--- Start Supplied records ---

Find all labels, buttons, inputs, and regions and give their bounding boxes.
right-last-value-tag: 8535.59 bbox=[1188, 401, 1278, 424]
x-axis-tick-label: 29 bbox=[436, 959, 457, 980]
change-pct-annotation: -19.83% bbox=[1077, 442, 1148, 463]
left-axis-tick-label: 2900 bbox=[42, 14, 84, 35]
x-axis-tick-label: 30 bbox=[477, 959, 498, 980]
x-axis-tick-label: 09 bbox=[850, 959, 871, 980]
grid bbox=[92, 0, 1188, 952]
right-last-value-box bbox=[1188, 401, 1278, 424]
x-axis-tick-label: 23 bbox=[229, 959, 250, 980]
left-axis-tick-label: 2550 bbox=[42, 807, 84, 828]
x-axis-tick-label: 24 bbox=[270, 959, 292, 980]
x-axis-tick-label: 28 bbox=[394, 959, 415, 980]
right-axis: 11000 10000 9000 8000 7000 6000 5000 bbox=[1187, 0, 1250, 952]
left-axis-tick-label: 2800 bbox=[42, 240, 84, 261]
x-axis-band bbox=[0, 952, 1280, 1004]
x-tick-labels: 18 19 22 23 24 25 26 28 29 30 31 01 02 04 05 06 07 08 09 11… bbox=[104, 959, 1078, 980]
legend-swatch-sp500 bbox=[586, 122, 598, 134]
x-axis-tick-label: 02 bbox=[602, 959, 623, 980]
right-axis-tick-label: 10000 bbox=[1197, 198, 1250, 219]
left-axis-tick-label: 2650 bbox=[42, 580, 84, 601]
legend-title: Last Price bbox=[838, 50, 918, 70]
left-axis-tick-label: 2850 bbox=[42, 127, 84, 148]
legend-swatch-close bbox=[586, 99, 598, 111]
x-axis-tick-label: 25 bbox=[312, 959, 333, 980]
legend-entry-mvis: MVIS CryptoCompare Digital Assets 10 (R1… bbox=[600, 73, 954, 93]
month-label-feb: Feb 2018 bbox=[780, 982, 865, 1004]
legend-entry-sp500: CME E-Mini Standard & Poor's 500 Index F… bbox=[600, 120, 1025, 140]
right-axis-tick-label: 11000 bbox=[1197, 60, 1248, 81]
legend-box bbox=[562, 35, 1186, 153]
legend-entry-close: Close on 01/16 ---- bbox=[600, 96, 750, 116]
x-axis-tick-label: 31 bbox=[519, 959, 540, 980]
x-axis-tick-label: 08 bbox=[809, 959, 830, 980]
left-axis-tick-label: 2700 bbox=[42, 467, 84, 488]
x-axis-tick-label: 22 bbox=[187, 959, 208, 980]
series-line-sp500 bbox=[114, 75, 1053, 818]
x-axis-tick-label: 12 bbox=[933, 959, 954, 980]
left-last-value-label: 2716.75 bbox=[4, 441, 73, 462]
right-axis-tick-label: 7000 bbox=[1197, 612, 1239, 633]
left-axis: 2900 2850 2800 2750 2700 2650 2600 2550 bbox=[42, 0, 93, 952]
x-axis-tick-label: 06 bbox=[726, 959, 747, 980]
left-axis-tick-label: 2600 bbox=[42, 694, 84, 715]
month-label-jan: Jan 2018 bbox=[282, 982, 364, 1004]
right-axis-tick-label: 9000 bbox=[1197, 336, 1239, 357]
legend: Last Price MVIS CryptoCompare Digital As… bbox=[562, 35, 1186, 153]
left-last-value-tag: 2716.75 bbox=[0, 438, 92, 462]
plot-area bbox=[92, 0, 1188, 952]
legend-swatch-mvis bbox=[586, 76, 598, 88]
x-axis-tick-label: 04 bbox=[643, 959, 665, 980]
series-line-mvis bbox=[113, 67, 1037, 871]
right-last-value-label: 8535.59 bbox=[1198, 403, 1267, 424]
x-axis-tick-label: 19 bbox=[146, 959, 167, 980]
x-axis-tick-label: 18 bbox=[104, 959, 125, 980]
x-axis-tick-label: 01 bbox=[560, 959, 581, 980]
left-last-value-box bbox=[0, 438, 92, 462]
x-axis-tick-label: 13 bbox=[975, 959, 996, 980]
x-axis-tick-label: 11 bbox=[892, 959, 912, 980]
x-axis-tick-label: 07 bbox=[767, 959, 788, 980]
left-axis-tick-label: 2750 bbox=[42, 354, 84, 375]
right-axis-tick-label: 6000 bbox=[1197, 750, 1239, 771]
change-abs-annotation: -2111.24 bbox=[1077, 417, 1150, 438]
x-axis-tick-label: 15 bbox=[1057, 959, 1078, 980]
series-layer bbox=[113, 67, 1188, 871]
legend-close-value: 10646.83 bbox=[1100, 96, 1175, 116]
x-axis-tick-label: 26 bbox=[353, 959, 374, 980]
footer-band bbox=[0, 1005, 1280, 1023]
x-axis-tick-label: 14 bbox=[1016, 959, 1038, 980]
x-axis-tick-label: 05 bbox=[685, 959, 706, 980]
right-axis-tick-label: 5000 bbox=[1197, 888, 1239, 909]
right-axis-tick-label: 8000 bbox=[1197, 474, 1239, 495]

--- End Supplied records ---

## [To do]
Convert the entries into a Markdown table with the columns Row and Line. Start with the first line of the entries and go on through the line with "legend-entry-sp500: CME E-Mini", numbering each line and leaving out any blank lines.

## [Full response]
| Row | Line |
|---|---|
| 1 | Find all labels, buttons, inputs, and regions and give their bounding boxes. |
| 2 | right-last-value-tag: 8535.59 bbox=[1188, 401, 1278, 424] |
| 3 | x-axis-tick-label: 29 bbox=[436, 959, 457, 980] |
| 4 | change-pct-annotation: -19.83% bbox=[1077, 442, 1148, 463] |
| 5 | left-axis-tick-label: 2900 bbox=[42, 14, 84, 35] |
| 6 | x-axis-tick-label: 30 bbox=[477, 959, 498, 980] |
| 7 | x-axis-tick-label: 09 bbox=[850, 959, 871, 980] |
| 8 | grid bbox=[92, 0, 1188, 952] |
| 9 | right-last-value-box bbox=[1188, 401, 1278, 424] |
| 10 | x-axis-tick-label: 23 bbox=[229, 959, 250, 980] |
| 11 | left-axis-tick-label: 2550 bbox=[42, 807, 84, 828] |
| 12 | x-axis-tick-label: 24 bbox=[270, 959, 292, 980] |
| 13 | x-axis-tick-label: 28 bbox=[394, 959, 415, 980] |
| 14 | right-axis: 11000 10000 9000 8000 7000 6000 5000 bbox=[1187, 0, 1250, 952] |
| 15 | left-axis-tick-label: 2800 bbox=[42, 240, 84, 261] |
| 16 | x-axis-band bbox=[0, 952, 1280, 1004] |
| 17 | x-tick-labels: 18 19 22 23 24 25 26 28 29 30 31 01 02 04 05 06 07 08 09 11… bbox=[104, 959, 1078, 980] |
| 18 | legend-swatch-sp500 bbox=[586, 122, 598, 134] |
| 19 | x-axis-tick-label: 02 bbox=[602, 959, 623, 980] |
| 20 | right-axis-tick-label: 10000 bbox=[1197, 198, 1250, 219] |
| 21 | left-axis-tick-label: 2650 bbox=[42, 580, 84, 601] |
| 22 | legend-title: Last Price bbox=[838, 50, 918, 70] |
| 23 | left-axis-tick-label: 2850 bbox=[42, 127, 84, 148] |
| 24 | legend-swatch-close bbox=[586, 99, 598, 111] |
| 25 | x-axis-tick-label: 25 bbox=[312, 959, 333, 980] |
| 26 | legend-entry-mvis: MVIS CryptoCompare Digital Assets 10 (R1… bbox=[600, 73, 954, 93] |
| 27 | month-label-feb: Feb 2018 bbox=[780, 982, 865, 1004] |
| 28 | legend-entry-sp500: CME E-Mini Standard & Poor's 500 Index F… bbox=[600, 120, 1025, 140] |